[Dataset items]

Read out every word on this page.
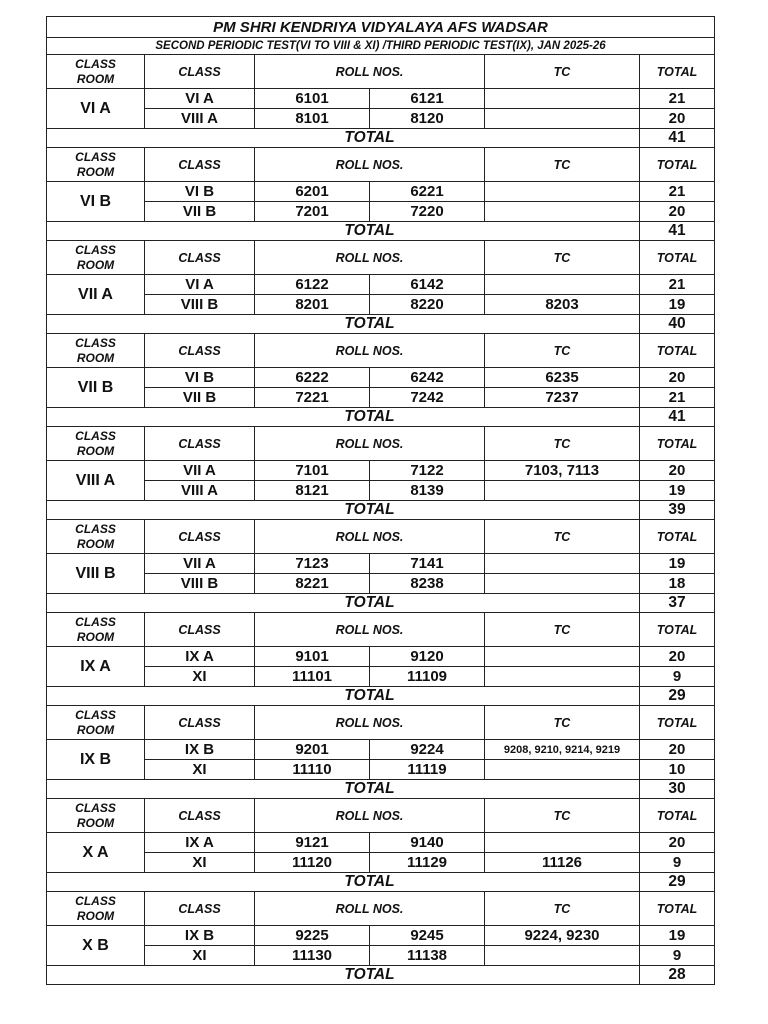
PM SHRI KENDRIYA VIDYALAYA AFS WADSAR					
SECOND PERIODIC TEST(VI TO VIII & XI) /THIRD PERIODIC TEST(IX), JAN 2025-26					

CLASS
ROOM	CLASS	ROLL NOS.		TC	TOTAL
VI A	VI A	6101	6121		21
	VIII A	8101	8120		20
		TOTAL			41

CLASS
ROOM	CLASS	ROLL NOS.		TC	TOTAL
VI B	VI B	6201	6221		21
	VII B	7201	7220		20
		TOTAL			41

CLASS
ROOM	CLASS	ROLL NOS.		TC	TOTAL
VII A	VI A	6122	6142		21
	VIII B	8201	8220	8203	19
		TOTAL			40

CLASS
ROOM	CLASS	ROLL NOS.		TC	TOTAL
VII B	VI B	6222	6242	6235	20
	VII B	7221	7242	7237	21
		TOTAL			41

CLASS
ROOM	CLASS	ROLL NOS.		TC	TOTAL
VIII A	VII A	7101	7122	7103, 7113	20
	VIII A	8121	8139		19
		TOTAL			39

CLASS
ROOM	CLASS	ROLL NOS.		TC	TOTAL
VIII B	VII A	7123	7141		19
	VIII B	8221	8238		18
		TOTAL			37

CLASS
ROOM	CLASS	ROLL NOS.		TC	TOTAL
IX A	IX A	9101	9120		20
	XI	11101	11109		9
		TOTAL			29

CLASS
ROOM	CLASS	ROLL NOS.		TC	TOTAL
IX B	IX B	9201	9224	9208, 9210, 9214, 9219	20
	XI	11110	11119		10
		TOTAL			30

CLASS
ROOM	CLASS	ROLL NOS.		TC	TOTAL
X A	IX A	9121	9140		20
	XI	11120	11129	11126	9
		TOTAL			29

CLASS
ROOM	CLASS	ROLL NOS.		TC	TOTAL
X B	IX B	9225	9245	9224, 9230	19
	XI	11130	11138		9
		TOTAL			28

*Given exercise:* Search the material above for "VIII". Pull out each line where it shows up.

*Result:*
SECOND PERIODIC TEST(VI TO VIII & XI) /THIRD PERIODIC TEST(IX), JAN 2025-26					
	VIII A	8101	8120		20
	VIII B	8201	8220	8203	19
VIII A	VII A	7101	7122	7103, 7113	20
	VIII A	8121	8139		19
VIII B	VII A	7123	7141		19
	VIII B	8221	8238		18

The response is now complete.